■ WHAT YOU HAVE TO DO ■
Quote the entries word for word. Omit the pictures.

━━━ GIVEN INFORMATION

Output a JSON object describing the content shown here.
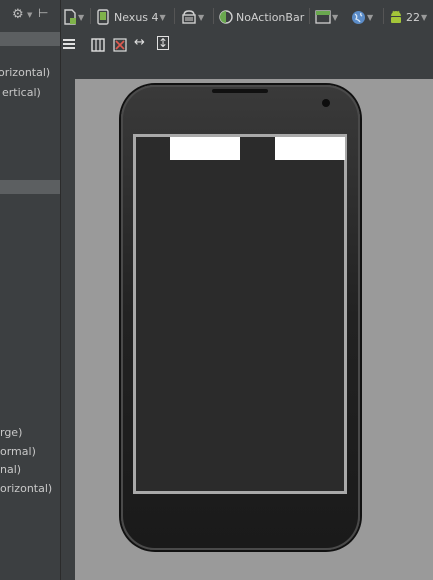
{
  "left_panel": {
    "lines_top": [
      "orizontal)",
      "ertical)"
    ],
    "lines_bottom": [
      "rge)",
      "ormal)",
      "nal)",
      "orizontal)"
    ]
  },
  "toolbar": {
    "device": "Nexus 4",
    "theme": "NoActionBar",
    "api_level": "22"
  },
  "colors": {
    "background": "#3c3f41",
    "canvas": "#9a9a9a",
    "screen": "#2b2b2b",
    "android_green": "#a4c639",
    "theme_green": "#6aa84f"
  }
}
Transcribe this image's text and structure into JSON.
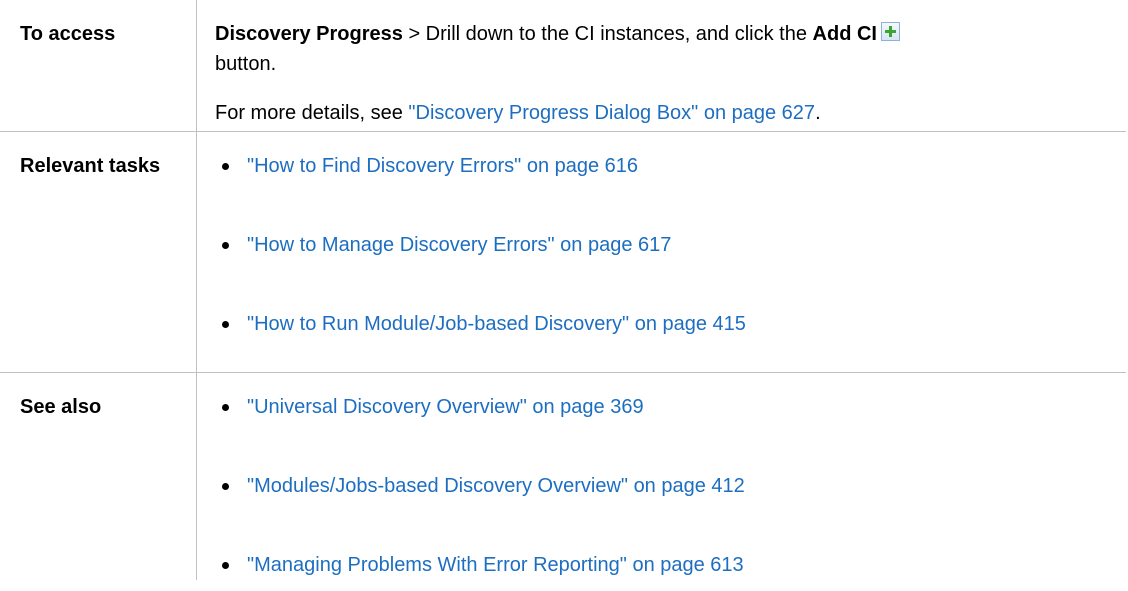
{
  "rows": {
    "access": {
      "label": "To access",
      "line1_bold": "Discovery Progress",
      "line1_text": " > Drill down to the CI instances, and click the ",
      "line1_bold2": "Add CI",
      "line1_end": "button.",
      "line2_prefix": "For more details, see ",
      "line2_link": "\"Discovery Progress Dialog Box\" on page 627",
      "line2_suffix": "."
    },
    "tasks": {
      "label": "Relevant tasks",
      "items": [
        "\"How to Find Discovery Errors\" on page 616",
        "\"How to Manage Discovery Errors\" on page 617",
        "\"How to Run Module/Job-based Discovery\" on page 415"
      ]
    },
    "also": {
      "label": "See also",
      "items": [
        "\"Universal Discovery Overview\" on page 369",
        "\"Modules/Jobs-based Discovery Overview\" on page 412",
        "\"Managing Problems With Error Reporting\" on page 613"
      ]
    }
  },
  "icons": {
    "add_ci": "add-ci-icon"
  },
  "colors": {
    "link": "#1d6ec1",
    "border": "#c0c0c0",
    "icon_plus": "#3aa62f"
  }
}
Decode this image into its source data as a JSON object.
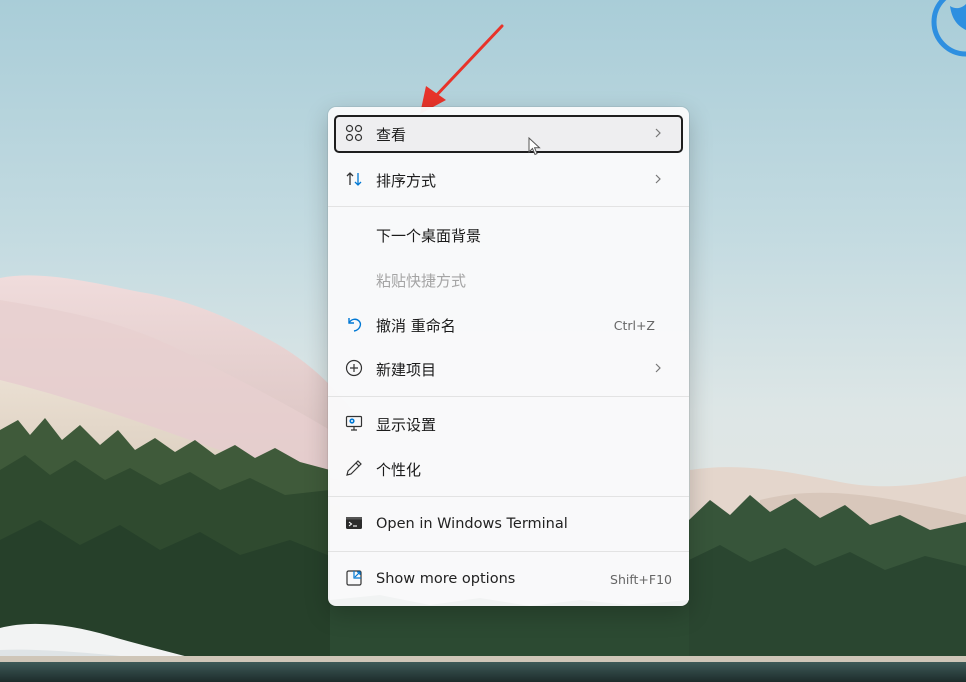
{
  "menu": {
    "items": [
      {
        "key": "view",
        "label": "查看",
        "icon": "grid-four-icon",
        "submenu": true,
        "highlighted": true
      },
      {
        "key": "sort",
        "label": "排序方式",
        "icon": "sort-arrows-icon",
        "submenu": true
      },
      {
        "key": "next_bg",
        "label": "下一个桌面背景"
      },
      {
        "key": "paste_shortcut",
        "label": "粘贴快捷方式",
        "disabled": true
      },
      {
        "key": "undo",
        "label": "撤消 重命名",
        "icon": "undo-icon",
        "shortcut": "Ctrl+Z"
      },
      {
        "key": "new",
        "label": "新建项目",
        "icon": "plus-circle-icon",
        "submenu": true
      },
      {
        "key": "display",
        "label": "显示设置",
        "icon": "monitor-settings-icon"
      },
      {
        "key": "personalize",
        "label": "个性化",
        "icon": "pen-icon"
      },
      {
        "key": "terminal",
        "label": "Open in Windows Terminal",
        "icon": "terminal-icon"
      },
      {
        "key": "more",
        "label": "Show more options",
        "icon": "expand-icon",
        "shortcut": "Shift+F10"
      }
    ]
  },
  "colors": {
    "accent": "#0078d4",
    "annotation_arrow": "#e8332a",
    "menu_background": "#fafafb",
    "highlight_border": "#1e1e1e"
  }
}
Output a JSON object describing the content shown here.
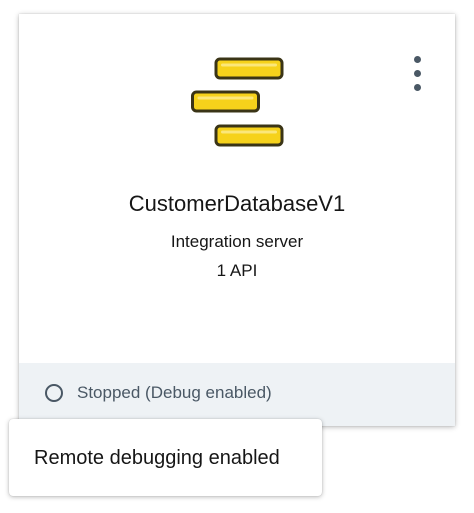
{
  "card": {
    "icon": "integration-server-icon",
    "name": "CustomerDatabaseV1",
    "type": "Integration server",
    "api_count": "1 API",
    "menu_icon": "overflow-menu-vertical-icon",
    "status": {
      "icon": "circle-outline-stopped-icon",
      "text": "Stopped (Debug enabled)"
    }
  },
  "tooltip": {
    "text": "Remote debugging enabled"
  },
  "colors": {
    "logo_fill": "#f6d21b",
    "logo_stroke": "#3a3416",
    "footer_bg": "#eef2f5",
    "status_gray": "#4a5865"
  }
}
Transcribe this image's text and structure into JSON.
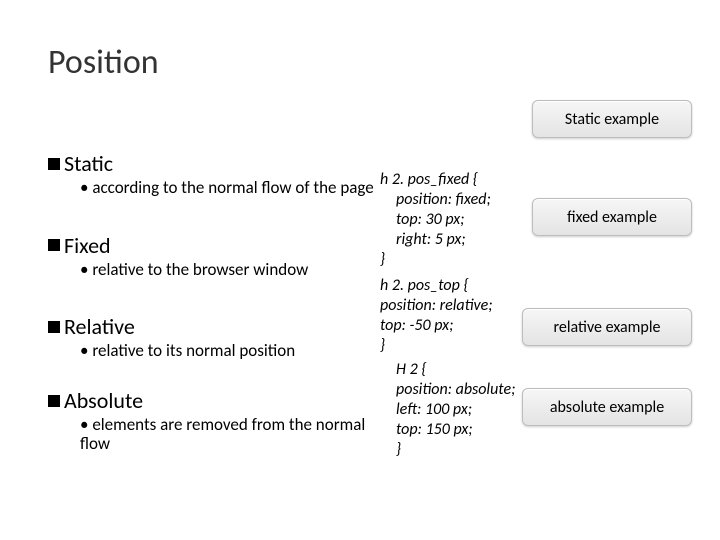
{
  "title": "Position",
  "sections": [
    {
      "heading": "Static",
      "bullet": "according to the normal flow of the page"
    },
    {
      "heading": "Fixed",
      "bullet": "relative to the browser window"
    },
    {
      "heading": "Relative",
      "bullet": "relative to its normal position"
    },
    {
      "heading": "Absolute",
      "bullet": "elements are removed from the normal flow"
    }
  ],
  "code": {
    "fixed": {
      "sel": "h 2. pos_fixed {",
      "l1": "position: fixed;",
      "l2": "top: 30 px;",
      "l3": "right: 5 px;",
      "close": "}"
    },
    "rel": {
      "sel": "h 2. pos_top {",
      "l1": "position: relative;",
      "l2": "top: -50 px;",
      "close": "}"
    },
    "abs": {
      "sel": "H 2 {",
      "l1": "position: absolute;",
      "l2": "left: 100 px;",
      "l3": "top: 150 px;",
      "close": "}"
    }
  },
  "buttons": {
    "static": "Static example",
    "fixed": "fixed example",
    "relative": "relative example",
    "absolute": "absolute example"
  }
}
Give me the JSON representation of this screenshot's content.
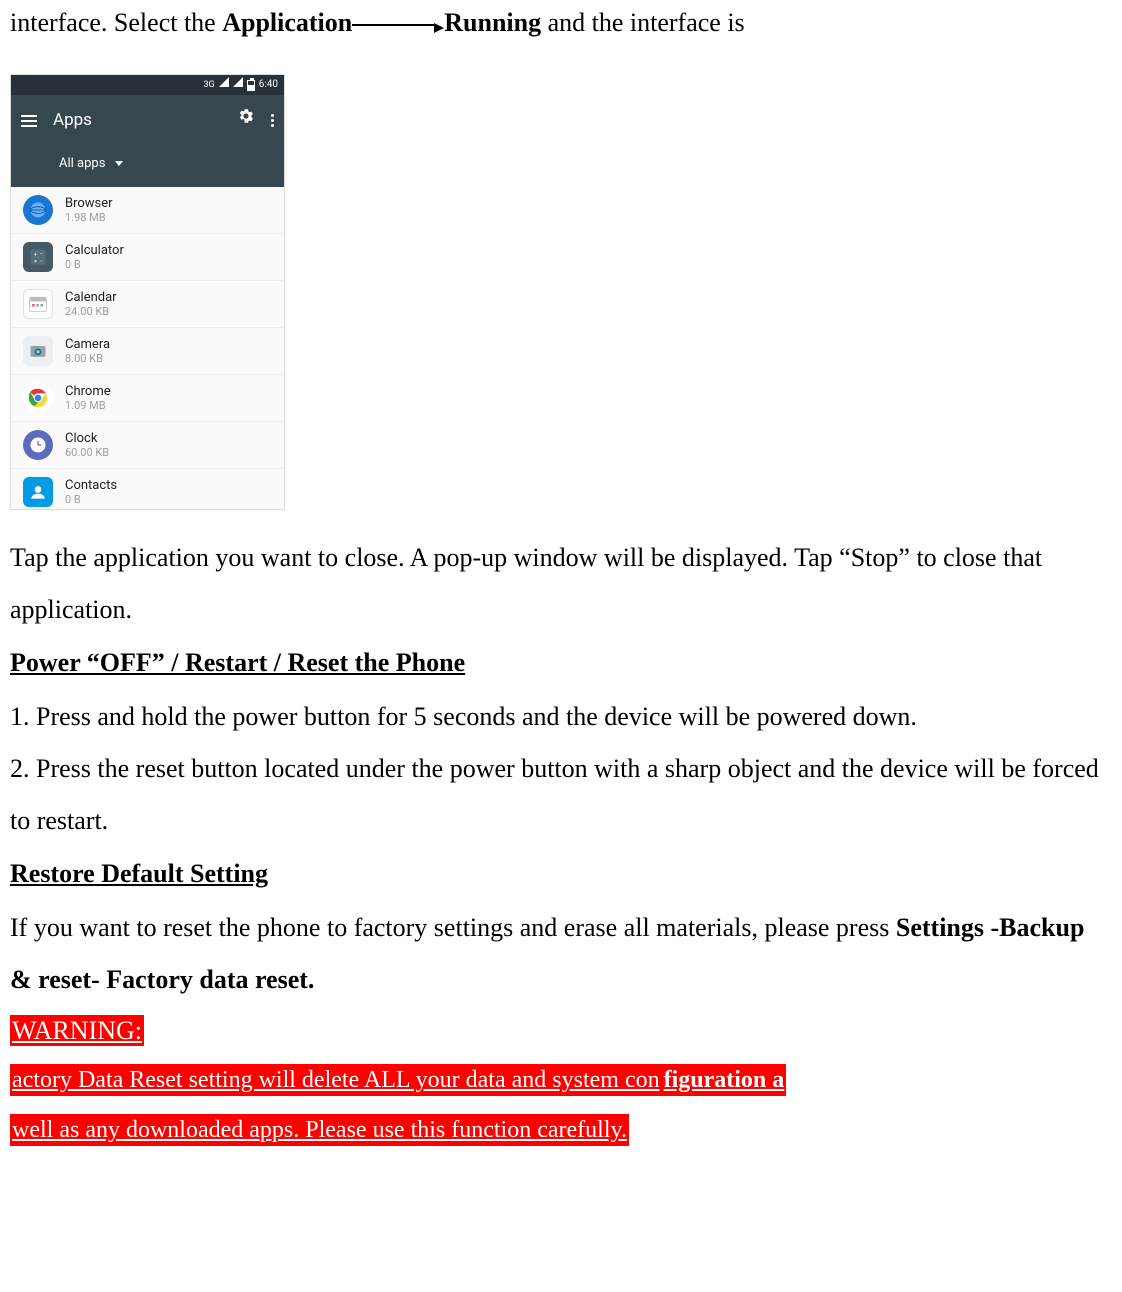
{
  "topline": {
    "prefix": "interface. Select the ",
    "app_label": "Application",
    "running_label": "Running",
    "suffix": " and the interface is"
  },
  "screenshot": {
    "status": {
      "net": "3G",
      "time": "6:40"
    },
    "title": "Apps",
    "filter": "All apps",
    "apps": [
      {
        "name": "Browser",
        "size": "1.98 MB",
        "icon": "browser"
      },
      {
        "name": "Calculator",
        "size": "0 B",
        "icon": "calculator"
      },
      {
        "name": "Calendar",
        "size": "24.00 KB",
        "icon": "calendar"
      },
      {
        "name": "Camera",
        "size": "8.00 KB",
        "icon": "camera"
      },
      {
        "name": "Chrome",
        "size": "1.09 MB",
        "icon": "chrome"
      },
      {
        "name": "Clock",
        "size": "60.00 KB",
        "icon": "clock"
      },
      {
        "name": "Contacts",
        "size": "0 B",
        "icon": "contacts"
      }
    ]
  },
  "body": {
    "tap_close": "Tap the application you want to close. A pop-up window will be displayed. Tap “Stop” to close that application.",
    "power_heading": "Power “OFF” / Restart / Reset the Phone",
    "power_step1": "1.  Press and hold the power button for 5 seconds and the device will be powered down.",
    "power_step2": "2. Press the reset button located under the power button with a sharp object and the device will be forced to restart.",
    "restore_heading": "Restore Default Setting",
    "restore_text_prefix": "If you want to reset the phone to factory settings and erase all materials, please press ",
    "restore_bold": "Settings -Backup & reset- Factory data reset."
  },
  "warning": {
    "label": "WARNING:",
    "line1_a": "actory Data Reset setting will delete ALL your data and system con",
    "line1_b": "figuration a",
    "line2": "well as any downloaded apps. Please use this function carefully."
  }
}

━━━━━━

■ TASK RESULT ■
Output a JSON object describing the content shown here.
{
  "left_panel": {
    "lines_top": [
      "orizontal)",
      "ertical)"
    ],
    "lines_bottom": [
      "rge)",
      "ormal)",
      "nal)",
      "orizontal)"
    ]
  },
  "toolbar": {
    "device": "Nexus 4",
    "theme": "NoActionBar",
    "api_level": "22"
  },
  "colors": {
    "background": "#3c3f41",
    "canvas": "#9a9a9a",
    "screen": "#2b2b2b",
    "android_green": "#a4c639",
    "theme_green": "#6aa84f"
  }
}
Transcribe this image's text and structure into JSON.
{
  "rows": {
    "access": {
      "label": "To access",
      "line1_bold": "Discovery Progress",
      "line1_text": " > Drill down to the CI instances, and click the ",
      "line1_bold2": "Add CI",
      "line1_end": "button.",
      "line2_prefix": "For more details, see ",
      "line2_link": "\"Discovery Progress Dialog Box\" on page 627",
      "line2_suffix": "."
    },
    "tasks": {
      "label": "Relevant tasks",
      "items": [
        "\"How to Find Discovery Errors\" on page 616",
        "\"How to Manage Discovery Errors\" on page 617",
        "\"How to Run Module/Job-based Discovery\" on page 415"
      ]
    },
    "also": {
      "label": "See also",
      "items": [
        "\"Universal Discovery Overview\" on page 369",
        "\"Modules/Jobs-based Discovery Overview\" on page 412",
        "\"Managing Problems With Error Reporting\" on page 613"
      ]
    }
  },
  "icons": {
    "add_ci": "add-ci-icon"
  },
  "colors": {
    "link": "#1d6ec1",
    "border": "#c0c0c0",
    "icon_plus": "#3aa62f"
  }
}
Decode this image into its source data as a JSON object.
{
  "menu": {
    "items": [
      {
        "key": "view",
        "label": "查看",
        "icon": "grid-four-icon",
        "submenu": true,
        "highlighted": true
      },
      {
        "key": "sort",
        "label": "排序方式",
        "icon": "sort-arrows-icon",
        "submenu": true
      },
      {
        "key": "next_bg",
        "label": "下一个桌面背景"
      },
      {
        "key": "paste_shortcut",
        "label": "粘贴快捷方式",
        "disabled": true
      },
      {
        "key": "undo",
        "label": "撤消 重命名",
        "icon": "undo-icon",
        "shortcut": "Ctrl+Z"
      },
      {
        "key": "new",
        "label": "新建项目",
        "icon": "plus-circle-icon",
        "submenu": true
      },
      {
        "key": "display",
        "label": "显示设置",
        "icon": "monitor-settings-icon"
      },
      {
        "key": "personalize",
        "label": "个性化",
        "icon": "pen-icon"
      },
      {
        "key": "terminal",
        "label": "Open in Windows Terminal",
        "icon": "terminal-icon"
      },
      {
        "key": "more",
        "label": "Show more options",
        "icon": "expand-icon",
        "shortcut": "Shift+F10"
      }
    ]
  },
  "colors": {
    "accent": "#0078d4",
    "annotation_arrow": "#e8332a",
    "menu_background": "#fafafb",
    "highlight_border": "#1e1e1e"
  }
}
Output a JSON object describing the content shown here.
{
  "card": {
    "icon": "integration-server-icon",
    "name": "CustomerDatabaseV1",
    "type": "Integration server",
    "api_count": "1 API",
    "menu_icon": "overflow-menu-vertical-icon",
    "status": {
      "icon": "circle-outline-stopped-icon",
      "text": "Stopped (Debug enabled)"
    }
  },
  "tooltip": {
    "text": "Remote debugging enabled"
  },
  "colors": {
    "logo_fill": "#f6d21b",
    "logo_stroke": "#3a3416",
    "footer_bg": "#eef2f5",
    "status_gray": "#4a5865"
  }
}
Transcribe this image's text and structure into JSON.
{
  "title": "Position",
  "sections": [
    {
      "heading": "Static",
      "bullet": "according to the normal flow of the page"
    },
    {
      "heading": "Fixed",
      "bullet": "relative to the browser window"
    },
    {
      "heading": "Relative",
      "bullet": "relative to its normal position"
    },
    {
      "heading": "Absolute",
      "bullet": "elements are removed from the normal flow"
    }
  ],
  "code": {
    "fixed": {
      "sel": "h 2. pos_fixed {",
      "l1": "position: fixed;",
      "l2": "top: 30 px;",
      "l3": "right: 5 px;",
      "close": "}"
    },
    "rel": {
      "sel": "h 2. pos_top {",
      "l1": "position: relative;",
      "l2": "top: -50 px;",
      "close": "}"
    },
    "abs": {
      "sel": "H 2 {",
      "l1": "position: absolute;",
      "l2": "left: 100 px;",
      "l3": "top: 150 px;",
      "close": "}"
    }
  },
  "buttons": {
    "static": "Static example",
    "fixed": "fixed example",
    "relative": "relative example",
    "absolute": "absolute example"
  }
}
Give me the JSON representation of this screenshot's content.
{
  "topline": {
    "prefix": "interface. Select the ",
    "app_label": "Application",
    "running_label": "Running",
    "suffix": " and the interface is"
  },
  "screenshot": {
    "status": {
      "net": "3G",
      "time": "6:40"
    },
    "title": "Apps",
    "filter": "All apps",
    "apps": [
      {
        "name": "Browser",
        "size": "1.98 MB",
        "icon": "browser"
      },
      {
        "name": "Calculator",
        "size": "0 B",
        "icon": "calculator"
      },
      {
        "name": "Calendar",
        "size": "24.00 KB",
        "icon": "calendar"
      },
      {
        "name": "Camera",
        "size": "8.00 KB",
        "icon": "camera"
      },
      {
        "name": "Chrome",
        "size": "1.09 MB",
        "icon": "chrome"
      },
      {
        "name": "Clock",
        "size": "60.00 KB",
        "icon": "clock"
      },
      {
        "name": "Contacts",
        "size": "0 B",
        "icon": "contacts"
      }
    ]
  },
  "body": {
    "tap_close": "Tap the application you want to close. A pop-up window will be displayed. Tap “Stop” to close that application.",
    "power_heading": "Power “OFF” / Restart / Reset the Phone",
    "power_step1": "1.  Press and hold the power button for 5 seconds and the device will be powered down.",
    "power_step2": "2. Press the reset button located under the power button with a sharp object and the device will be forced to restart.",
    "restore_heading": "Restore Default Setting",
    "restore_text_prefix": "If you want to reset the phone to factory settings and erase all materials, please press ",
    "restore_bold": "Settings -Backup & reset- Factory data reset."
  },
  "warning": {
    "label": "WARNING:",
    "line1_a": "actory Data Reset setting will delete ALL your data and system con",
    "line1_b": "figuration a",
    "line2": "well as any downloaded apps. Please use this function carefully."
  }
}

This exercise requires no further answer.